> **Brano fornito**
La scissione apparirebbe come un tentativo di fare una profezia che si autoavvera. E' chiaro che piu' si riduce la presenza di militanti della sinistra, piu' c'è il rischio che si riduca il peso dei valori della sinistra nel Partito democratico. Sarebbe una scissione senza pathos. Noi abbiamo vissuto il dramma dell'89: sinceramente siamo di fronte a qualcosa di cui non si riescono a capire le ragioni e non si riescono a cogliere neanche i sentimenti, se non il sentimento di distacco e di scetticismo. Ho sentito il mio amico Fabio Mussi pronunciare frasi molto enfatiche, che però non mi convincono nel merito. Vorrei discutere alcune delle sue affermazioni. Innanzitutto si dice: "Non si sa che cos'è il Partito Democratico". Il Pd è il punto d'arrivo dell'esperienza dell'Ulivo, cioè della piu' importante esperienza politica innovativa che ha segnato la storia italiana dell'ultimo quindicennio. In realtà c'è tutta una nuova generazione che non sa quali siano i partiti di cui parliamo io e Mussi, perché non li ha conosciuti, mentre sa benissimo che cosa è l'Ulivo. Si sa benissimo che cos'è il Partito democratico: è il compimento dell'esperienza politica e culturale che ha preso forma nell'Ulivo. Seconda affermazione enfatica, ma d'incerto fondamento: "Scompare la sinistra". Una frase drammatica che dà la sensazione che qui siamo di fronte ad un gioco di prestigio: puff, e la sinistra scompare... Non è così perché per la stragrande maggioranza degli italiani la forma moderna che ha assunto la sinistra in Italia, è esattamente l'Ulivo. E la novità vera è che la sinistra moderna che si è delineata in questa nuova stagione, l'Ulivo per l'appunto, si accinge ad assumere forma di partito. L'errore semmai lo compiono quelle componenti che hanno fatto parte dell'esperienza dell'Ulivo ma che in questo momento si sottraggono a questo impegno. C'è poi una terza affermazione enfatica...

> **Dati di partenza**
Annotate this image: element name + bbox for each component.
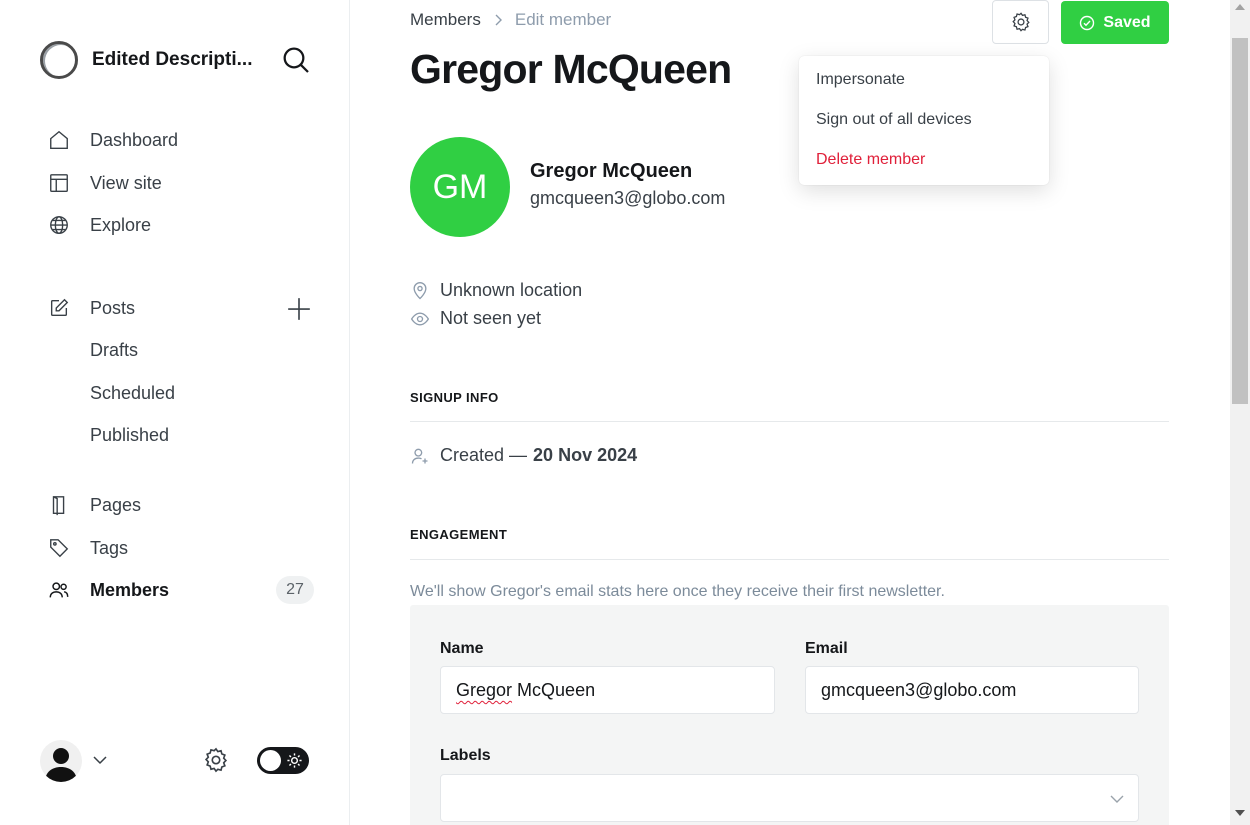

> **Obiettivo del compito**
Stabilisci se ciascuna affermazione concorda con il brano. Rispondi sì o no e riporta alla lettera le parole del brano che lo decidono.
1. Il Partito democratico è presentato come il punto d'arrivo dell'esperienza dell'Ulivo.
2. Chi parla si dichiara convinto nel merito dalle frasi di Fabio Mussi.
3. La nuova generazione conosce bene i partiti di cui parlano chi parla e Mussi.

> **Soluzione del compito**
1. Sì: «Il Pd è il punto d'arrivo dell'esperienza dell'Ulivo».
2. No: «che però non mi convincono nel merito».
3. No: «c'è tutta una nuova generazione che non sa quali siano i partiti di cui parliamo io e Mussi».